▸ **Requirement**
The data below should be restated word for word, with every picture omitted.

>>>

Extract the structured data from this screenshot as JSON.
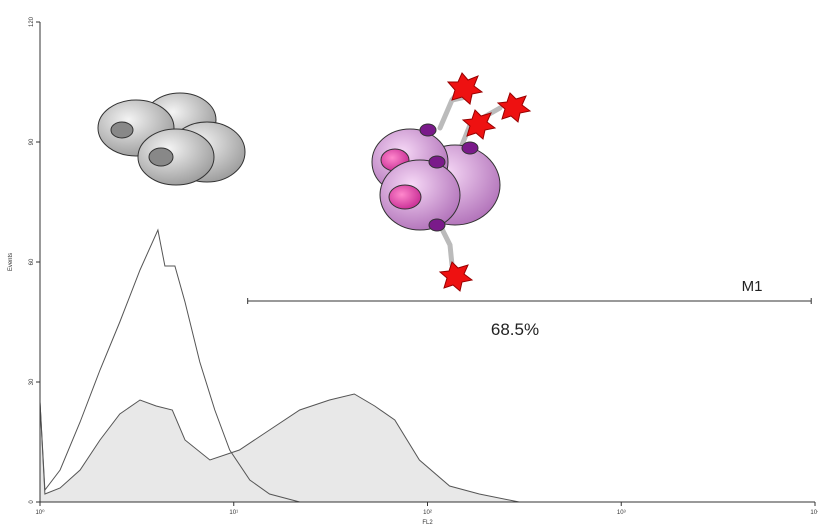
{
  "chart_data": {
    "type": "histogram-overlay",
    "xlabel": "FL2",
    "ylabel": "Events",
    "log_x": true,
    "xlim": [
      1,
      10000
    ],
    "xticks": [
      {
        "value": 1,
        "label": "10⁰"
      },
      {
        "value": 10,
        "label": "10¹"
      },
      {
        "value": 100,
        "label": "10²"
      },
      {
        "value": 1000,
        "label": "10³"
      },
      {
        "value": 10000,
        "label": "10⁴"
      }
    ],
    "ylim": [
      0,
      120
    ],
    "yticks": [
      0,
      30,
      60,
      90,
      120
    ],
    "series": [
      {
        "color": "#555555",
        "fill": "none",
        "x": [
          1,
          1.06,
          1.27,
          1.61,
          2.04,
          2.58,
          3.28,
          4.06,
          4.41,
          4.97,
          5.6,
          6.68,
          7.98,
          9.53,
          12.1,
          15.3,
          21.9
        ],
        "values": [
          25,
          3,
          8,
          20,
          33,
          45,
          58,
          68,
          59,
          59,
          50,
          35,
          23,
          13,
          5.5,
          2,
          0
        ]
      },
      {
        "color": "#555555",
        "fill": "#e8e8e8",
        "x": [
          1,
          1.06,
          1.27,
          1.61,
          2.04,
          2.58,
          3.28,
          3.98,
          4.82,
          5.6,
          7.53,
          10.7,
          15.3,
          21.9,
          31.2,
          41.9,
          53.4,
          67.8,
          90.8,
          130,
          185,
          297
        ],
        "values": [
          25,
          2,
          3.5,
          8,
          15.5,
          22,
          25.5,
          24,
          23,
          15.5,
          10.5,
          13,
          18,
          23,
          25.5,
          27,
          24,
          20.5,
          10.5,
          4,
          2,
          0
        ]
      }
    ],
    "marker": {
      "name": "M1",
      "x": [
        11.8,
        9560
      ],
      "value": 68.5,
      "value_label": "68.5%"
    }
  }
}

<<<

▸ **Worked answer**
Extract the structured data from this screenshot as JSON.
{
  "chart_data": {
    "type": "histogram-overlay",
    "xlabel": "FL2",
    "ylabel": "Events",
    "log_x": true,
    "xlim": [
      1,
      10000
    ],
    "xticks": [
      {
        "value": 1,
        "label": "10⁰"
      },
      {
        "value": 10,
        "label": "10¹"
      },
      {
        "value": 100,
        "label": "10²"
      },
      {
        "value": 1000,
        "label": "10³"
      },
      {
        "value": 10000,
        "label": "10⁴"
      }
    ],
    "ylim": [
      0,
      120
    ],
    "yticks": [
      0,
      30,
      60,
      90,
      120
    ],
    "series": [
      {
        "color": "#555555",
        "fill": "none",
        "x": [
          1,
          1.06,
          1.27,
          1.61,
          2.04,
          2.58,
          3.28,
          4.06,
          4.41,
          4.97,
          5.6,
          6.68,
          7.98,
          9.53,
          12.1,
          15.3,
          21.9
        ],
        "values": [
          25,
          3,
          8,
          20,
          33,
          45,
          58,
          68,
          59,
          59,
          50,
          35,
          23,
          13,
          5.5,
          2,
          0
        ]
      },
      {
        "color": "#555555",
        "fill": "#e8e8e8",
        "x": [
          1,
          1.06,
          1.27,
          1.61,
          2.04,
          2.58,
          3.28,
          3.98,
          4.82,
          5.6,
          7.53,
          10.7,
          15.3,
          21.9,
          31.2,
          41.9,
          53.4,
          67.8,
          90.8,
          130,
          185,
          297
        ],
        "values": [
          25,
          2,
          3.5,
          8,
          15.5,
          22,
          25.5,
          24,
          23,
          15.5,
          10.5,
          13,
          18,
          23,
          25.5,
          27,
          24,
          20.5,
          10.5,
          4,
          2,
          0
        ]
      }
    ],
    "marker": {
      "name": "M1",
      "x": [
        11.8,
        9560
      ],
      "value": 68.5,
      "value_label": "68.5%"
    }
  }
}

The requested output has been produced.